(Dataset entries)
+===+
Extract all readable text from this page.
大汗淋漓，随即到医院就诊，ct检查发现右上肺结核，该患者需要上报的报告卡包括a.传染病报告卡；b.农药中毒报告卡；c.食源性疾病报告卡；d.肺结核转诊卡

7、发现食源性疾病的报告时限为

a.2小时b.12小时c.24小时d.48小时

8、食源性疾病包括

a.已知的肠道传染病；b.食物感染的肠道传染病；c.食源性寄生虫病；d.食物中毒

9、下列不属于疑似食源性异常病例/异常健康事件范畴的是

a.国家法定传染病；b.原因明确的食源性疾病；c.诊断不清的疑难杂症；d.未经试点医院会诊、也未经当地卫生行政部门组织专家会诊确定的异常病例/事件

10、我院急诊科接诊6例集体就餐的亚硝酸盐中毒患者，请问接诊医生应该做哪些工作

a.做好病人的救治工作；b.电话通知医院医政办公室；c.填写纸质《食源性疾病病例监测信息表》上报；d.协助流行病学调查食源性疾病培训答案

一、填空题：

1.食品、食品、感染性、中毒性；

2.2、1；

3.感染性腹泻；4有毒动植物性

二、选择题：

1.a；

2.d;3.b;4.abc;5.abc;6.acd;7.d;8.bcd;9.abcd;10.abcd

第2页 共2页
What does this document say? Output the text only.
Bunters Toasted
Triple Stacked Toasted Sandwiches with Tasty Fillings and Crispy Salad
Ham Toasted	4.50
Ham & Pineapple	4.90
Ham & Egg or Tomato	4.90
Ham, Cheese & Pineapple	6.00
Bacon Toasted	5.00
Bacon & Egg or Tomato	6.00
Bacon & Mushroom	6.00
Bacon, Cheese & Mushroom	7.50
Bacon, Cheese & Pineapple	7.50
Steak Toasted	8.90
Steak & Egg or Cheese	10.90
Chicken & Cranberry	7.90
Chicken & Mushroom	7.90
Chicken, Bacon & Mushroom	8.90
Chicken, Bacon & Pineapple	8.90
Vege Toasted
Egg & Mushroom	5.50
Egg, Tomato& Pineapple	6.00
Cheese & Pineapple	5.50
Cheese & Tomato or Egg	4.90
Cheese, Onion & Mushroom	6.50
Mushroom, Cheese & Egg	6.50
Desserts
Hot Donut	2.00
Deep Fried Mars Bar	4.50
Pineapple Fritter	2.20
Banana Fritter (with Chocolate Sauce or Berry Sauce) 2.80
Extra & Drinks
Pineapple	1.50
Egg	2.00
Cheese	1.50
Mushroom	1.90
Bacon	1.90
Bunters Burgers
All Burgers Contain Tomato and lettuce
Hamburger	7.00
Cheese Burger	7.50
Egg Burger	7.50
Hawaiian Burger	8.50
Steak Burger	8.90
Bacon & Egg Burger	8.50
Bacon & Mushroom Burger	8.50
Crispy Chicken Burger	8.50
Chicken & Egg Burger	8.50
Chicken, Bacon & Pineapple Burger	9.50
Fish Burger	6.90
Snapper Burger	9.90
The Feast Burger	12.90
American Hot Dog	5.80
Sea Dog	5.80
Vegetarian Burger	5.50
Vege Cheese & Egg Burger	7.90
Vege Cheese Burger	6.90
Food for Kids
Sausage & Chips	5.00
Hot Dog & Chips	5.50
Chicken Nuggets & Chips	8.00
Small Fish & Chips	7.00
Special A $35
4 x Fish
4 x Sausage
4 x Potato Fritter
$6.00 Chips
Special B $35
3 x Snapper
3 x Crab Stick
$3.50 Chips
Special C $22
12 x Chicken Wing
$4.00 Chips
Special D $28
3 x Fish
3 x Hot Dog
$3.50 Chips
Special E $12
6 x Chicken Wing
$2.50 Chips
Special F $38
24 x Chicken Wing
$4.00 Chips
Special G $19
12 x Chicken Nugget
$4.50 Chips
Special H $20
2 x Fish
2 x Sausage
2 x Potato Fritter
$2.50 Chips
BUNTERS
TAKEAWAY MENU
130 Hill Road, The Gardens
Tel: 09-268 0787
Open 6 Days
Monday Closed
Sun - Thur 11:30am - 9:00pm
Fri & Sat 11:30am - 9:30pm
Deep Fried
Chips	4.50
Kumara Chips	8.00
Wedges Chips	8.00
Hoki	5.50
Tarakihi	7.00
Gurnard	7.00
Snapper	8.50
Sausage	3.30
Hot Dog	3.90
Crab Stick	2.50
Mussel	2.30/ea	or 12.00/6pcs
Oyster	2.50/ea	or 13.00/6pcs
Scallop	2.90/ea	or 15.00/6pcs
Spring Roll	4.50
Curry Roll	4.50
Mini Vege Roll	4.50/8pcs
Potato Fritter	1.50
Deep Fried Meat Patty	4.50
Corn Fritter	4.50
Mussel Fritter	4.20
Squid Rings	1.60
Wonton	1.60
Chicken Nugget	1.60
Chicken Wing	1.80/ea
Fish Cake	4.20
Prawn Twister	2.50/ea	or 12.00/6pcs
+===+
*Instruction*. Copy out the full set of records precisely, leaving nothing out.

*The reply*.
Extract all readable text from this page.
大汗淋漓，随即到医院就诊，ct检查发现右上肺结核，该患者需要上报的报告卡包括a.传染病报告卡；b.农药中毒报告卡；c.食源性疾病报告卡；d.肺结核转诊卡

7、发现食源性疾病的报告时限为

a.2小时b.12小时c.24小时d.48小时

8、食源性疾病包括

a.已知的肠道传染病；b.食物感染的肠道传染病；c.食源性寄生虫病；d.食物中毒

9、下列不属于疑似食源性异常病例/异常健康事件范畴的是

a.国家法定传染病；b.原因明确的食源性疾病；c.诊断不清的疑难杂症；d.未经试点医院会诊、也未经当地卫生行政部门组织专家会诊确定的异常病例/事件

10、我院急诊科接诊6例集体就餐的亚硝酸盐中毒患者，请问接诊医生应该做哪些工作

a.做好病人的救治工作；b.电话通知医院医政办公室；c.填写纸质《食源性疾病病例监测信息表》上报；d.协助流行病学调查食源性疾病培训答案

一、填空题：

1.食品、食品、感染性、中毒性；

2.2、1；

3.感染性腹泻；4有毒动植物性

二、选择题：

1.a；

2.d;3.b;4.abc;5.abc;6.acd;7.d;8.bcd;9.abcd;10.abcd

第2页 共2页
What does this document say? Output the text only.
Bunters Toasted
Triple Stacked Toasted Sandwiches with Tasty Fillings and Crispy Salad
Ham Toasted	4.50
Ham & Pineapple	4.90
Ham & Egg or Tomato	4.90
Ham, Cheese & Pineapple	6.00
Bacon Toasted	5.00
Bacon & Egg or Tomato	6.00
Bacon & Mushroom	6.00
Bacon, Cheese & Mushroom	7.50
Bacon, Cheese & Pineapple	7.50
Steak Toasted	8.90
Steak & Egg or Cheese	10.90
Chicken & Cranberry	7.90
Chicken & Mushroom	7.90
Chicken, Bacon & Mushroom	8.90
Chicken, Bacon & Pineapple	8.90
Vege Toasted
Egg & Mushroom	5.50
Egg, Tomato& Pineapple	6.00
Cheese & Pineapple	5.50
Cheese & Tomato or Egg	4.90
Cheese, Onion & Mushroom	6.50
Mushroom, Cheese & Egg	6.50
Desserts
Hot Donut	2.00
Deep Fried Mars Bar	4.50
Pineapple Fritter	2.20
Banana Fritter (with Chocolate Sauce or Berry Sauce) 2.80
Extra & Drinks
Pineapple	1.50
Egg	2.00
Cheese	1.50
Mushroom	1.90
Bacon	1.90
Bunters Burgers
All Burgers Contain Tomato and lettuce
Hamburger	7.00
Cheese Burger	7.50
Egg Burger	7.50
Hawaiian Burger	8.50
Steak Burger	8.90
Bacon & Egg Burger	8.50
Bacon & Mushroom Burger	8.50
Crispy Chicken Burger	8.50
Chicken & Egg Burger	8.50
Chicken, Bacon & Pineapple Burger	9.50
Fish Burger	6.90
Snapper Burger	9.90
The Feast Burger	12.90
American Hot Dog	5.80
Sea Dog	5.80
Vegetarian Burger	5.50
Vege Cheese & Egg Burger	7.90
Vege Cheese Burger	6.90
Food for Kids
Sausage & Chips	5.00
Hot Dog & Chips	5.50
Chicken Nuggets & Chips	8.00
Small Fish & Chips	7.00
Special A $35
4 x Fish
4 x Sausage
4 x Potato Fritter
$6.00 Chips
Special B $35
3 x Snapper
3 x Crab Stick
$3.50 Chips
Special C $22
12 x Chicken Wing
$4.00 Chips
Special D $28
3 x Fish
3 x Hot Dog
$3.50 Chips
Special E $12
6 x Chicken Wing
$2.50 Chips
Special F $38
24 x Chicken Wing
$4.00 Chips
Special G $19
12 x Chicken Nugget
$4.50 Chips
Special H $20
2 x Fish
2 x Sausage
2 x Potato Fritter
$2.50 Chips
BUNTERS
TAKEAWAY MENU
130 Hill Road, The Gardens
Tel: 09-268 0787
Open 6 Days
Monday Closed
Sun - Thur 11:30am - 9:00pm
Fri & Sat 11:30am - 9:30pm
Deep Fried
Chips	4.50
Kumara Chips	8.00
Wedges Chips	8.00
Hoki	5.50
Tarakihi	7.00
Gurnard	7.00
Snapper	8.50
Sausage	3.30
Hot Dog	3.90
Crab Stick	2.50
Mussel	2.30/ea	or 12.00/6pcs
Oyster	2.50/ea	or 13.00/6pcs
Scallop	2.90/ea	or 15.00/6pcs
Spring Roll	4.50
Curry Roll	4.50
Mini Vege Roll	4.50/8pcs
Potato Fritter	1.50
Deep Fried Meat Patty	4.50
Corn Fritter	4.50
Mussel Fritter	4.20
Squid Rings	1.60
Wonton	1.60
Chicken Nugget	1.60
Chicken Wing	1.80/ea
Fish Cake	4.20
Prawn Twister	2.50/ea	or 12.00/6pcs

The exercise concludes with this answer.